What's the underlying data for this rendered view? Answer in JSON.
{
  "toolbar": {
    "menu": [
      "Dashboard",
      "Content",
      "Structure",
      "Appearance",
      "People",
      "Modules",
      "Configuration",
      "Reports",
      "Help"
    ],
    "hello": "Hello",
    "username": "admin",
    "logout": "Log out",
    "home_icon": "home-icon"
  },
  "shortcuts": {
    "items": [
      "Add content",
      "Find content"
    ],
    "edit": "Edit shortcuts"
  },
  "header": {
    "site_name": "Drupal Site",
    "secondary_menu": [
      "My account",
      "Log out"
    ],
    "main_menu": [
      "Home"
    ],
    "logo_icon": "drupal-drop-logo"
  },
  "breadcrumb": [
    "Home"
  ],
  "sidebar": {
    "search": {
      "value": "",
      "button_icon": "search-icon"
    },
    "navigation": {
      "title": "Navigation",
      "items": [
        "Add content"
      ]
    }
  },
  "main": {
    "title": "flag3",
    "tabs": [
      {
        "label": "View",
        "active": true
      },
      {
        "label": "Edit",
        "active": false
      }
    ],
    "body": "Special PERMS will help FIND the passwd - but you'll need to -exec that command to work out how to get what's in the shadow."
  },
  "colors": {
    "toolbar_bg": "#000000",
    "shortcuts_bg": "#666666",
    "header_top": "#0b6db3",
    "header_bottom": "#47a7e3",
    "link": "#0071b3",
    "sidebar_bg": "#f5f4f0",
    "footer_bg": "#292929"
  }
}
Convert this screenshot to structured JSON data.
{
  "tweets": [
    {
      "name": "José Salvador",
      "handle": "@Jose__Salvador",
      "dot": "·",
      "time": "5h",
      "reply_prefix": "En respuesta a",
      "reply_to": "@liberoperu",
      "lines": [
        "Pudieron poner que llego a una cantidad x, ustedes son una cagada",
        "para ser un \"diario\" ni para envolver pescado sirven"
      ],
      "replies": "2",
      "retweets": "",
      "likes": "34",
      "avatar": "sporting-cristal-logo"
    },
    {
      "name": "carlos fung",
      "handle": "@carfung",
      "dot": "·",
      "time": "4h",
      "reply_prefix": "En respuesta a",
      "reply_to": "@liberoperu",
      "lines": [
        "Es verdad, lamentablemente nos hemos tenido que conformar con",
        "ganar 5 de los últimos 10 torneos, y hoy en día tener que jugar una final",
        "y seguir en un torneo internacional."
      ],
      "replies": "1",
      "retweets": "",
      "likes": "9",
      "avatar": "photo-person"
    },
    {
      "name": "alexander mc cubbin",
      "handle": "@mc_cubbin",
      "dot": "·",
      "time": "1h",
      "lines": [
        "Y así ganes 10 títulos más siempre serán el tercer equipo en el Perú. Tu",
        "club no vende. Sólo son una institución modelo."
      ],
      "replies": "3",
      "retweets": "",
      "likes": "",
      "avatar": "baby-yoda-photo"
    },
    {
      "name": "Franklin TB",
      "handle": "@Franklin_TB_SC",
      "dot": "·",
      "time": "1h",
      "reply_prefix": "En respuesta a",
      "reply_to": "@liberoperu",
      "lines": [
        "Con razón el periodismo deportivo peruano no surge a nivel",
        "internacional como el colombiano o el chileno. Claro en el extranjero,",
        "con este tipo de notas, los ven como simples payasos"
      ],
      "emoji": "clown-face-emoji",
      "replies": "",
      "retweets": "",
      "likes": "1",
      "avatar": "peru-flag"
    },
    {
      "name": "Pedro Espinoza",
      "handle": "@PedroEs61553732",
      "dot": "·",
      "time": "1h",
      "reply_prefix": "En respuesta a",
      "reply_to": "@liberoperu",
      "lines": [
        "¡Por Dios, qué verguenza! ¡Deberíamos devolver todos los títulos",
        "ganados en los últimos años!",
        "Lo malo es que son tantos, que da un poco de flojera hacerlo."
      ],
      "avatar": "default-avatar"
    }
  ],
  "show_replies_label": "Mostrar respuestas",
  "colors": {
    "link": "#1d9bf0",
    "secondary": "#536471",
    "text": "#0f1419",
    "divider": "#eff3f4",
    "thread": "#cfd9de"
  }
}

◆ TASK DESCRIPTION ◆
How many lines of the records contain the string "avatar"? Respond with the number alone.

◆ SOLUTION BELOW ◆
5